━━ Supplied data

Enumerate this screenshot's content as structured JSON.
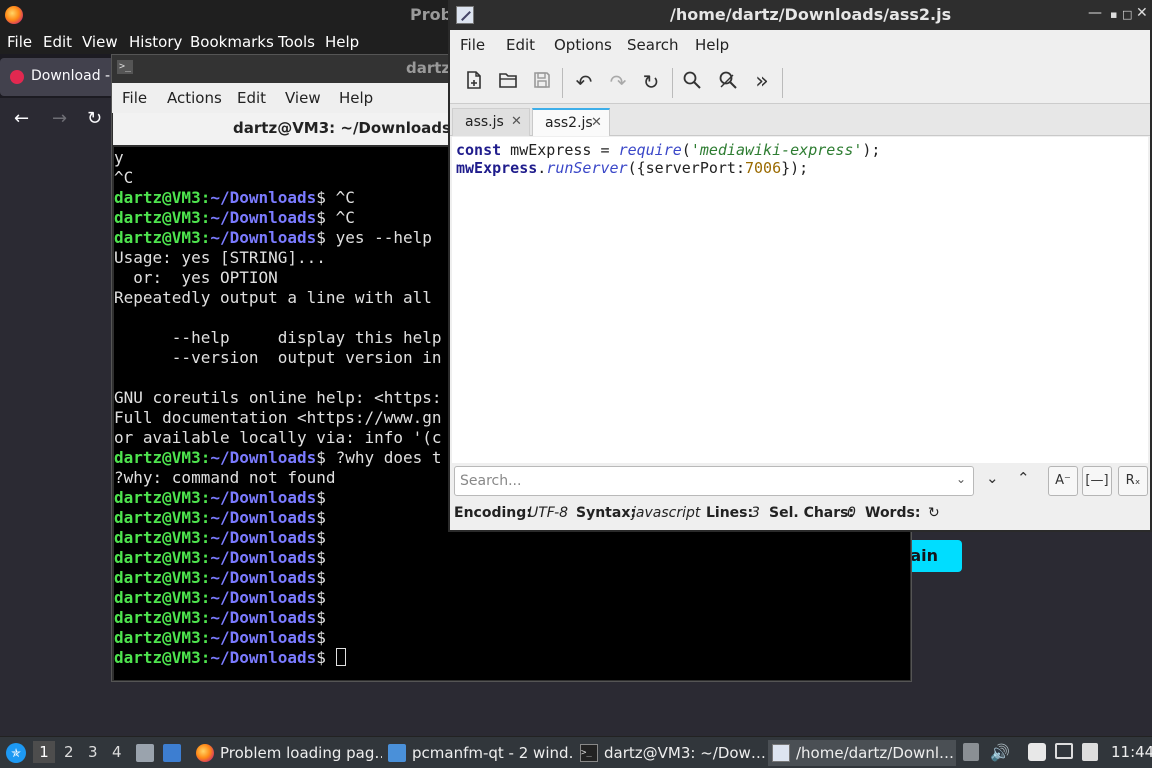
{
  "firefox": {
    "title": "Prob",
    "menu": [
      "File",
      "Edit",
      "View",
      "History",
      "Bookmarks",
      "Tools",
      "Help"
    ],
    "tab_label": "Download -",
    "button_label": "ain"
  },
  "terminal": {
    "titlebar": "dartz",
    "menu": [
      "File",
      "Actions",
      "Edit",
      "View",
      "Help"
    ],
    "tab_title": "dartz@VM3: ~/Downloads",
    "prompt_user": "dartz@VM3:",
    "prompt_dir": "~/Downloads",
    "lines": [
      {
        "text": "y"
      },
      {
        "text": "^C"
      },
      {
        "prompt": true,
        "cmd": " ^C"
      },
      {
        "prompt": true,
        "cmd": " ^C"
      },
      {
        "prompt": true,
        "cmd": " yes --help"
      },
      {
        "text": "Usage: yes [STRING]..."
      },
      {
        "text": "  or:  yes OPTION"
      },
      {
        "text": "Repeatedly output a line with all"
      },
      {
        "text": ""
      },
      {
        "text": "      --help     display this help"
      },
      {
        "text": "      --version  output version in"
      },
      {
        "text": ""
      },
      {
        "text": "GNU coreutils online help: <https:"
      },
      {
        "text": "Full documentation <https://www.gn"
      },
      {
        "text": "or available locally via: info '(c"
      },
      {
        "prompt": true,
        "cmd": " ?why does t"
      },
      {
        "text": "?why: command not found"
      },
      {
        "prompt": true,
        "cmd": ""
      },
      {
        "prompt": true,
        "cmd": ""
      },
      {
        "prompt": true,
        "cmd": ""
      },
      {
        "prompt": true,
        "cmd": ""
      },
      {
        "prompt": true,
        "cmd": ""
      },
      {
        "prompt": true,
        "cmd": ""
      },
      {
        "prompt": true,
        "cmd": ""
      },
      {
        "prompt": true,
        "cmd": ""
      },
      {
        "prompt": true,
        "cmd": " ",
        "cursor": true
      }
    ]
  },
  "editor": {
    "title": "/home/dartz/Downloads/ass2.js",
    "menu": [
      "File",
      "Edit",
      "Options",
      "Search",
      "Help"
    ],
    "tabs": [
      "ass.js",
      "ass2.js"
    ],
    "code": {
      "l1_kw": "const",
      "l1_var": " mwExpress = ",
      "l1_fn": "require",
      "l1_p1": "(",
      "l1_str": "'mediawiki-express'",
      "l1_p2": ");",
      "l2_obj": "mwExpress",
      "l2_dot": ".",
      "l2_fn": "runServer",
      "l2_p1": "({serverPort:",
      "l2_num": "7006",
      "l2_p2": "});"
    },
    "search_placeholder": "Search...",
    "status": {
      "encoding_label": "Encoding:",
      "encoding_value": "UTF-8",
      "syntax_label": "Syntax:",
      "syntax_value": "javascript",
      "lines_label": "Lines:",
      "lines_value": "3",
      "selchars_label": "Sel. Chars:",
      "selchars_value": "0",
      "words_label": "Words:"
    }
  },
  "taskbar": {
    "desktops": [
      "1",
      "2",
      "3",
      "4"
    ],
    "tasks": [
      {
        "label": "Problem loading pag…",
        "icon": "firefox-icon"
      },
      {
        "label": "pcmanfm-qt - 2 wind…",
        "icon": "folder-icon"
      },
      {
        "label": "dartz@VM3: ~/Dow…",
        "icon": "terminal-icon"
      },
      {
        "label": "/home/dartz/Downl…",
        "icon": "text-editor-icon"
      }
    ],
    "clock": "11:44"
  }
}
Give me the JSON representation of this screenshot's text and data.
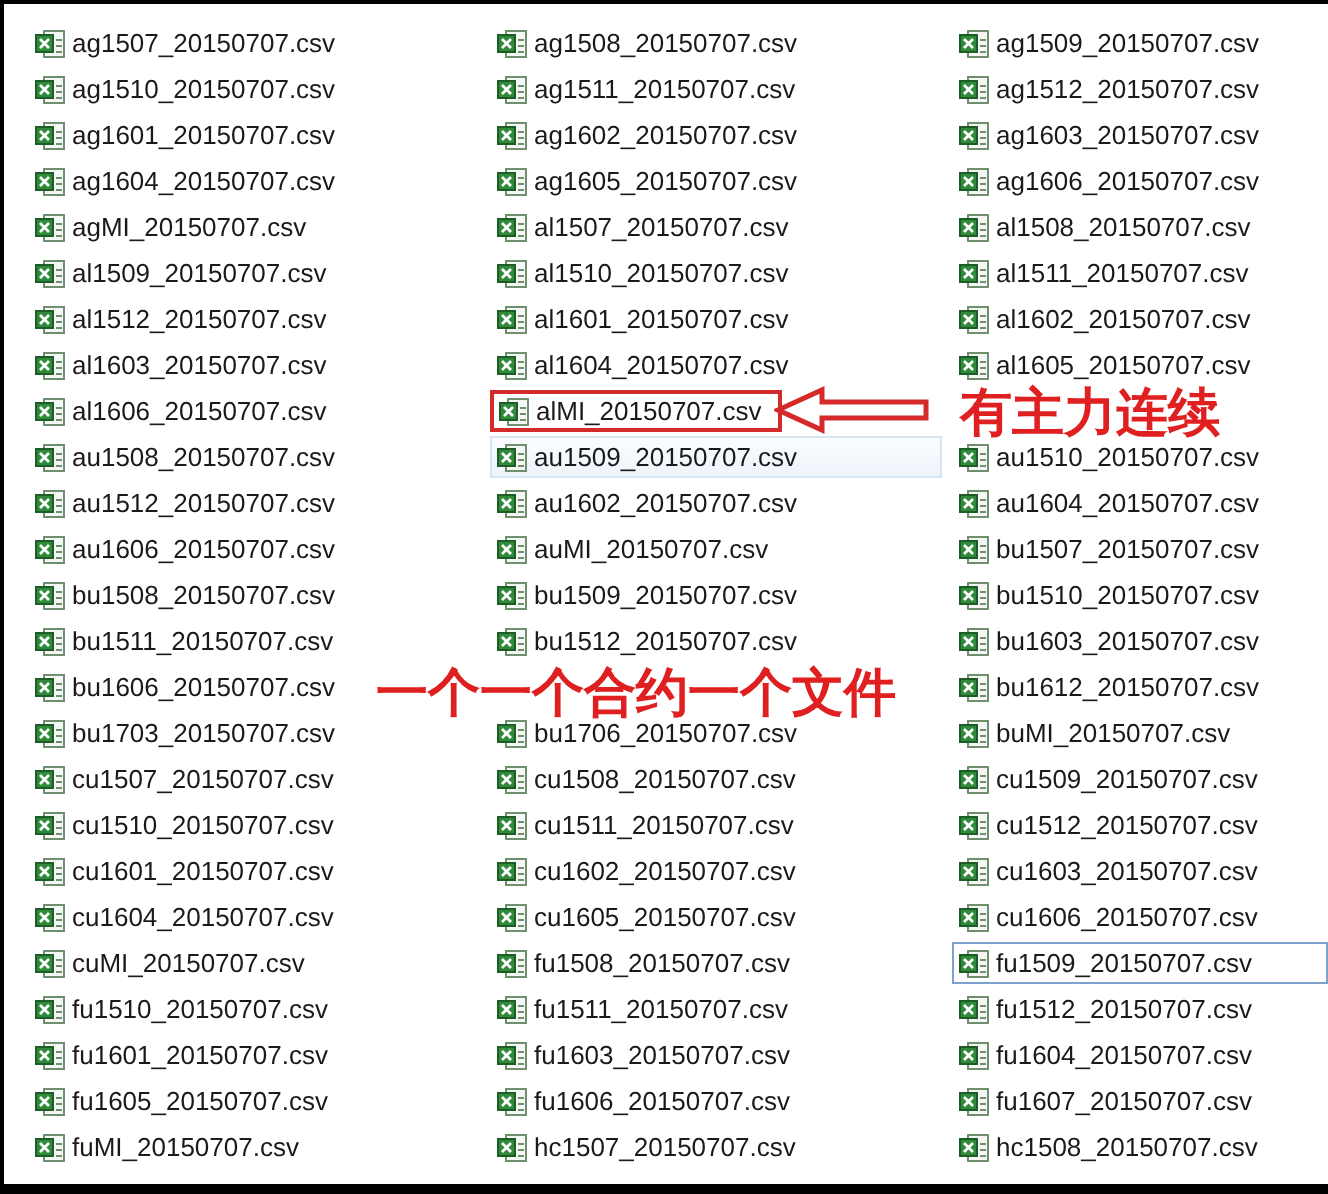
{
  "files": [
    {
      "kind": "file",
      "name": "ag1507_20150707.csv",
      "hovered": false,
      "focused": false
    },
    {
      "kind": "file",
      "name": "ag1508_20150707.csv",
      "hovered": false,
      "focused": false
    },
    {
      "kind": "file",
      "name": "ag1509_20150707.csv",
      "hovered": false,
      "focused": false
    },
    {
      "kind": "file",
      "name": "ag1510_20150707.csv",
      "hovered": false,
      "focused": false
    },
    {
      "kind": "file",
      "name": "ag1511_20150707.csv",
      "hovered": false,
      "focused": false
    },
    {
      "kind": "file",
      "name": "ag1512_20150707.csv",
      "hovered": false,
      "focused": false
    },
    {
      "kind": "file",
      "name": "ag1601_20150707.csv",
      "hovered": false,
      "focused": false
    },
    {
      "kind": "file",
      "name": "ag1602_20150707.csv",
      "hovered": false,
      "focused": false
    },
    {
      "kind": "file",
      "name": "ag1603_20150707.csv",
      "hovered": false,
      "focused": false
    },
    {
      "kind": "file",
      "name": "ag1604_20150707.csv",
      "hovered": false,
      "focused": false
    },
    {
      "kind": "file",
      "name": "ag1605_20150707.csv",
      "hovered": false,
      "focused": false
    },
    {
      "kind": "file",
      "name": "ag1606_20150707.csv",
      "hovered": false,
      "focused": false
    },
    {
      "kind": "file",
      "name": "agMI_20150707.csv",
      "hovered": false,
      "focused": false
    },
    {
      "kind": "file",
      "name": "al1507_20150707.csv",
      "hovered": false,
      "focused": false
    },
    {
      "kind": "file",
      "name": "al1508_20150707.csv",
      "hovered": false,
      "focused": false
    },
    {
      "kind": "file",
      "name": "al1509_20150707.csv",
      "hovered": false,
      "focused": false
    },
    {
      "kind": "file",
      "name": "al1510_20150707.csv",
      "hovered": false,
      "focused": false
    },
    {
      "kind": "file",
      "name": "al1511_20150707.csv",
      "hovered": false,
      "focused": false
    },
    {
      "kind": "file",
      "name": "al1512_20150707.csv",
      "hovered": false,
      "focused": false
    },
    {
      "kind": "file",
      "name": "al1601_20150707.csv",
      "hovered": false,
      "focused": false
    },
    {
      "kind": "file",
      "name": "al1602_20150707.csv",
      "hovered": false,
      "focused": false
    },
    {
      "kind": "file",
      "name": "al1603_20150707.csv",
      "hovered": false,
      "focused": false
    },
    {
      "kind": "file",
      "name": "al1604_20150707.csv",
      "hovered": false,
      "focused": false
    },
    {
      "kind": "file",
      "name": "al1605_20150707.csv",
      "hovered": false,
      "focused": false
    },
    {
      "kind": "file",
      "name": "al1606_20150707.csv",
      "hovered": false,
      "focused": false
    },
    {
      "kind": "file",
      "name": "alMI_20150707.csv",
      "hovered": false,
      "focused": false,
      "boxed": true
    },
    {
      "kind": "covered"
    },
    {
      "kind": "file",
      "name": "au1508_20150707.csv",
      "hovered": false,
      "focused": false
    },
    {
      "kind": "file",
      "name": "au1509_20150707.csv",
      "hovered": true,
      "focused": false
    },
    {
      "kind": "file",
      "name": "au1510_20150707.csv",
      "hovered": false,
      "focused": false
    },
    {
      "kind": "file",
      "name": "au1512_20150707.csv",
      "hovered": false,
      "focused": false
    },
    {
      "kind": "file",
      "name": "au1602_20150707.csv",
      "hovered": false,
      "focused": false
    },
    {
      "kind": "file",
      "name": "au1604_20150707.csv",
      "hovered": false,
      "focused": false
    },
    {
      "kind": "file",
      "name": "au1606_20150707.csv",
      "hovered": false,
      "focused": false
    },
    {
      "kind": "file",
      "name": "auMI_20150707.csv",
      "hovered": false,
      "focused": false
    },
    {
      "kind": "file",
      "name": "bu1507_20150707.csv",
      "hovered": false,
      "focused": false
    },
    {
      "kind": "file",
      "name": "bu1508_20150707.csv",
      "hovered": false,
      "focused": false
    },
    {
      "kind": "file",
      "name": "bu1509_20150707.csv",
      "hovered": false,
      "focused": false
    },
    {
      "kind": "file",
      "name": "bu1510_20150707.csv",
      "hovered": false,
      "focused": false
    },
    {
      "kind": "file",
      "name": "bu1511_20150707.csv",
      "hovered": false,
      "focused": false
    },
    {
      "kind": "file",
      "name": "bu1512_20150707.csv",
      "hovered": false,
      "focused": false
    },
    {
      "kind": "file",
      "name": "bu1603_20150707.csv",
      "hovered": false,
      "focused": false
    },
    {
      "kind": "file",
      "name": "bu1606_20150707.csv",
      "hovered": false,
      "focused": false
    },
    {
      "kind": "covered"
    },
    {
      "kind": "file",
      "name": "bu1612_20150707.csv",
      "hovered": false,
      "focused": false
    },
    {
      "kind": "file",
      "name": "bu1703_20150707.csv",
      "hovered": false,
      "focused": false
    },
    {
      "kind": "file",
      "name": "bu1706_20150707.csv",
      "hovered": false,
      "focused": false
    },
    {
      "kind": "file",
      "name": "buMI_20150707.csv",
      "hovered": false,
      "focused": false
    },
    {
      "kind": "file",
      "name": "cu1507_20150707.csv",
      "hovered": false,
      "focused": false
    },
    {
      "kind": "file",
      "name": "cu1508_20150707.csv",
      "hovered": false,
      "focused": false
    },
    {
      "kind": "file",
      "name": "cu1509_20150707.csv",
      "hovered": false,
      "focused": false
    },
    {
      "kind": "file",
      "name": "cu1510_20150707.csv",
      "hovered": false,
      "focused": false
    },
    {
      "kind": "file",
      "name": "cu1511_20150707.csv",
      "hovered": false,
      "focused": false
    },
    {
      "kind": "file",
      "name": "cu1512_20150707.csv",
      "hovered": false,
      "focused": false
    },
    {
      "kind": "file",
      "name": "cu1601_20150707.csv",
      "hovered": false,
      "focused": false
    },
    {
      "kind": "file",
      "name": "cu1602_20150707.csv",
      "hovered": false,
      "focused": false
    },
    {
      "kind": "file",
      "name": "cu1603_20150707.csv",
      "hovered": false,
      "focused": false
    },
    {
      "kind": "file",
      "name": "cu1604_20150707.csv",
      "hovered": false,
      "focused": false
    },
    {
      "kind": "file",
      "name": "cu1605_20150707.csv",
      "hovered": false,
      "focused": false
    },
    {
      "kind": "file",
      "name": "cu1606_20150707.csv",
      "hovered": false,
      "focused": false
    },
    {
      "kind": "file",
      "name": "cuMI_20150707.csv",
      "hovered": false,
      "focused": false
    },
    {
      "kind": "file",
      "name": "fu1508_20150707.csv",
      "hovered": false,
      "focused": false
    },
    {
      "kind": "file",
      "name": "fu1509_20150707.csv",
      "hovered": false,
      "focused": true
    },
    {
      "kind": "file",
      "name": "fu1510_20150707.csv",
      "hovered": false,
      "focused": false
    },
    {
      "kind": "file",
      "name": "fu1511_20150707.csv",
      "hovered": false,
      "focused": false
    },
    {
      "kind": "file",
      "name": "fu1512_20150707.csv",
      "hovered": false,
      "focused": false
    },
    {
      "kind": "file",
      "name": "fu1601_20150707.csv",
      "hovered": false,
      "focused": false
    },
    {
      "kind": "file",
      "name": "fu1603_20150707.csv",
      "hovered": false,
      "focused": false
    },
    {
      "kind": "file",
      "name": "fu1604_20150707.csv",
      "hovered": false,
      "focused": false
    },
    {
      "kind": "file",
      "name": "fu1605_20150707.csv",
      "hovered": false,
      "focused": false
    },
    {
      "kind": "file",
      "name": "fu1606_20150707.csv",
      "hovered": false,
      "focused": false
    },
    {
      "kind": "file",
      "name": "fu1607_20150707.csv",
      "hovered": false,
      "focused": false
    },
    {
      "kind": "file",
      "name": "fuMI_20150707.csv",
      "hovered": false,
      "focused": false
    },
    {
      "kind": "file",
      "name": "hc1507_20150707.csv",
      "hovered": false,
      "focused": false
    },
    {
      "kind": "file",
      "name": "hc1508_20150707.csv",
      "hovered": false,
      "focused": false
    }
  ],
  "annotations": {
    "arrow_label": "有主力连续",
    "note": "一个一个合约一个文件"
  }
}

━━━━

What to produce:
From the listing, copy each line containing the word "icon".

Answer to the task:
        "icon": "firefox-icon"
        "icon": "folder-icon"
        "icon": "terminal-icon"
        "icon": "text-editor-icon"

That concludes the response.